-- WHAT IS REQUIRED --
Look through the material below for "segment". Copy every line that contains it.

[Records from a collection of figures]
========================

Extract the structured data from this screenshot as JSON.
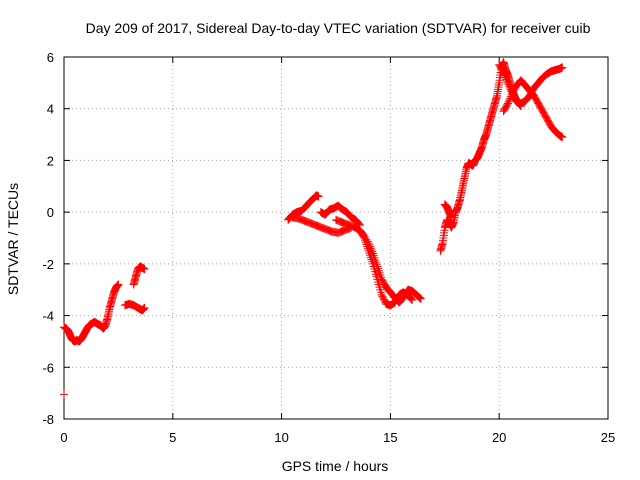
{
  "chart_data": {
    "type": "scatter",
    "title": "Day 209 of 2017, Sidereal Day-to-day VTEC variation (SDTVAR) for receiver cuib",
    "xlabel": "GPS time / hours",
    "ylabel": "SDTVAR / TECUs",
    "xlim": [
      0,
      25
    ],
    "ylim": [
      -8,
      6
    ],
    "xticks": [
      0,
      5,
      10,
      15,
      20,
      25
    ],
    "yticks": [
      -8,
      -6,
      -4,
      -2,
      0,
      2,
      4,
      6
    ],
    "grid": true,
    "marker": "+",
    "color": "#ff0000",
    "series": [
      {
        "name": "outlier",
        "points": [
          [
            0.0,
            -7.05
          ]
        ]
      },
      {
        "name": "segment-1",
        "points": [
          [
            0.0,
            -4.45
          ],
          [
            0.1,
            -4.5
          ],
          [
            0.2,
            -4.6
          ],
          [
            0.3,
            -4.8
          ],
          [
            0.4,
            -4.95
          ],
          [
            0.5,
            -5.0
          ],
          [
            0.6,
            -4.95
          ],
          [
            0.7,
            -5.0
          ],
          [
            0.8,
            -4.9
          ],
          [
            0.9,
            -4.75
          ],
          [
            1.0,
            -4.6
          ],
          [
            1.1,
            -4.45
          ],
          [
            1.2,
            -4.35
          ],
          [
            1.3,
            -4.3
          ],
          [
            1.4,
            -4.25
          ],
          [
            1.5,
            -4.3
          ],
          [
            1.6,
            -4.35
          ],
          [
            1.7,
            -4.4
          ],
          [
            1.8,
            -4.5
          ],
          [
            1.9,
            -4.4
          ],
          [
            2.0,
            -4.1
          ],
          [
            2.1,
            -3.7
          ],
          [
            2.2,
            -3.4
          ],
          [
            2.3,
            -3.1
          ],
          [
            2.4,
            -2.9
          ],
          [
            2.5,
            -2.8
          ]
        ]
      },
      {
        "name": "segment-2",
        "points": [
          [
            2.8,
            -3.6
          ],
          [
            3.0,
            -3.55
          ],
          [
            3.2,
            -3.6
          ],
          [
            3.4,
            -3.7
          ],
          [
            3.5,
            -3.75
          ],
          [
            3.6,
            -3.8
          ],
          [
            3.7,
            -3.7
          ]
        ]
      },
      {
        "name": "segment-3",
        "points": [
          [
            3.2,
            -2.8
          ],
          [
            3.3,
            -2.5
          ],
          [
            3.4,
            -2.2
          ],
          [
            3.5,
            -2.1
          ],
          [
            3.6,
            -2.15
          ],
          [
            3.7,
            -2.2
          ]
        ]
      },
      {
        "name": "segment-4",
        "points": [
          [
            10.3,
            -0.3
          ],
          [
            10.5,
            -0.1
          ],
          [
            10.7,
            0.0
          ],
          [
            10.9,
            0.05
          ],
          [
            11.1,
            0.2
          ],
          [
            11.3,
            0.4
          ],
          [
            11.5,
            0.55
          ],
          [
            11.6,
            0.65
          ],
          [
            11.7,
            0.6
          ]
        ]
      },
      {
        "name": "segment-5",
        "points": [
          [
            10.5,
            -0.2
          ],
          [
            10.8,
            -0.25
          ],
          [
            11.1,
            -0.35
          ],
          [
            11.4,
            -0.45
          ],
          [
            11.7,
            -0.55
          ],
          [
            12.0,
            -0.65
          ],
          [
            12.3,
            -0.75
          ],
          [
            12.6,
            -0.8
          ],
          [
            12.9,
            -0.7
          ],
          [
            13.2,
            -0.6
          ]
        ]
      },
      {
        "name": "segment-6",
        "points": [
          [
            11.8,
            0.0
          ],
          [
            12.0,
            -0.1
          ],
          [
            12.2,
            0.1
          ],
          [
            12.4,
            0.15
          ],
          [
            12.6,
            0.25
          ],
          [
            12.8,
            0.1
          ],
          [
            13.0,
            0.0
          ],
          [
            13.2,
            -0.2
          ],
          [
            13.4,
            -0.3
          ],
          [
            13.6,
            -0.5
          ]
        ]
      },
      {
        "name": "segment-7",
        "points": [
          [
            12.5,
            -0.3
          ],
          [
            12.8,
            -0.4
          ],
          [
            13.1,
            -0.5
          ],
          [
            13.4,
            -0.6
          ],
          [
            13.7,
            -0.8
          ],
          [
            14.0,
            -1.2
          ],
          [
            14.2,
            -1.6
          ],
          [
            14.4,
            -2.1
          ],
          [
            14.6,
            -2.6
          ],
          [
            14.8,
            -2.9
          ],
          [
            15.0,
            -3.1
          ],
          [
            15.2,
            -3.3
          ],
          [
            15.4,
            -3.5
          ],
          [
            15.6,
            -3.3
          ],
          [
            15.8,
            -3.0
          ],
          [
            16.0,
            -3.05
          ],
          [
            16.2,
            -3.2
          ],
          [
            16.4,
            -3.35
          ]
        ]
      },
      {
        "name": "segment-8",
        "points": [
          [
            13.6,
            -0.7
          ],
          [
            13.8,
            -1.0
          ],
          [
            14.0,
            -1.5
          ],
          [
            14.2,
            -2.0
          ],
          [
            14.4,
            -2.6
          ],
          [
            14.6,
            -3.2
          ],
          [
            14.8,
            -3.55
          ],
          [
            15.0,
            -3.6
          ],
          [
            15.2,
            -3.5
          ],
          [
            15.4,
            -3.2
          ],
          [
            15.6,
            -3.1
          ],
          [
            15.8,
            -3.2
          ],
          [
            16.0,
            -3.4
          ]
        ]
      },
      {
        "name": "segment-9",
        "points": [
          [
            17.3,
            -1.5
          ],
          [
            17.4,
            -1.2
          ],
          [
            17.5,
            -0.6
          ],
          [
            17.6,
            -0.3
          ],
          [
            17.7,
            -0.4
          ],
          [
            17.8,
            -0.6
          ],
          [
            17.9,
            -0.4
          ],
          [
            18.0,
            0.0
          ],
          [
            18.1,
            0.2
          ],
          [
            18.2,
            0.5
          ],
          [
            18.3,
            0.9
          ],
          [
            18.4,
            1.3
          ],
          [
            18.5,
            1.7
          ],
          [
            18.6,
            1.9
          ],
          [
            18.7,
            1.85
          ],
          [
            18.8,
            1.8
          ],
          [
            18.9,
            2.0
          ],
          [
            19.0,
            2.1
          ],
          [
            19.1,
            2.3
          ],
          [
            19.2,
            2.5
          ],
          [
            19.3,
            2.8
          ],
          [
            19.4,
            3.0
          ],
          [
            19.5,
            3.3
          ],
          [
            19.6,
            3.6
          ],
          [
            19.7,
            3.9
          ],
          [
            19.8,
            4.2
          ],
          [
            19.9,
            4.5
          ],
          [
            20.0,
            5.0
          ],
          [
            20.1,
            5.6
          ],
          [
            20.2,
            5.8
          ],
          [
            20.3,
            5.5
          ],
          [
            20.4,
            5.3
          ],
          [
            20.5,
            5.0
          ],
          [
            20.6,
            4.7
          ],
          [
            20.7,
            4.5
          ],
          [
            20.8,
            4.3
          ],
          [
            20.9,
            4.2
          ],
          [
            21.0,
            4.1
          ]
        ]
      },
      {
        "name": "segment-10",
        "points": [
          [
            17.5,
            0.3
          ],
          [
            17.6,
            0.2
          ],
          [
            17.7,
            0.0
          ],
          [
            17.8,
            -0.2
          ]
        ]
      },
      {
        "name": "segment-11",
        "points": [
          [
            20.0,
            5.7
          ],
          [
            20.2,
            5.4
          ],
          [
            20.4,
            5.0
          ],
          [
            20.6,
            4.6
          ],
          [
            20.8,
            4.3
          ],
          [
            21.0,
            4.2
          ],
          [
            21.2,
            4.3
          ],
          [
            21.4,
            4.5
          ],
          [
            21.6,
            4.8
          ],
          [
            21.8,
            5.0
          ],
          [
            22.0,
            5.2
          ],
          [
            22.2,
            5.35
          ],
          [
            22.4,
            5.45
          ],
          [
            22.6,
            5.5
          ],
          [
            22.8,
            5.55
          ],
          [
            22.9,
            5.6
          ]
        ]
      },
      {
        "name": "segment-12",
        "points": [
          [
            20.2,
            3.9
          ],
          [
            20.4,
            4.2
          ],
          [
            20.6,
            4.6
          ],
          [
            20.8,
            4.9
          ],
          [
            21.0,
            5.1
          ],
          [
            21.2,
            4.9
          ],
          [
            21.4,
            4.7
          ],
          [
            21.6,
            4.5
          ],
          [
            21.8,
            4.2
          ],
          [
            22.0,
            3.9
          ],
          [
            22.2,
            3.6
          ],
          [
            22.4,
            3.3
          ],
          [
            22.6,
            3.1
          ],
          [
            22.8,
            2.95
          ],
          [
            22.9,
            2.9
          ]
        ]
      }
    ]
  }
}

========================

-- RESPONSE TO THE EXERCISE --
        "name": "segment-1",
        "name": "segment-2",
        "name": "segment-3",
        "name": "segment-4",
        "name": "segment-5",
        "name": "segment-6",
        "name": "segment-7",
        "name": "segment-8",
        "name": "segment-9",
        "name": "segment-10",
        "name": "segment-11",
        "name": "segment-12",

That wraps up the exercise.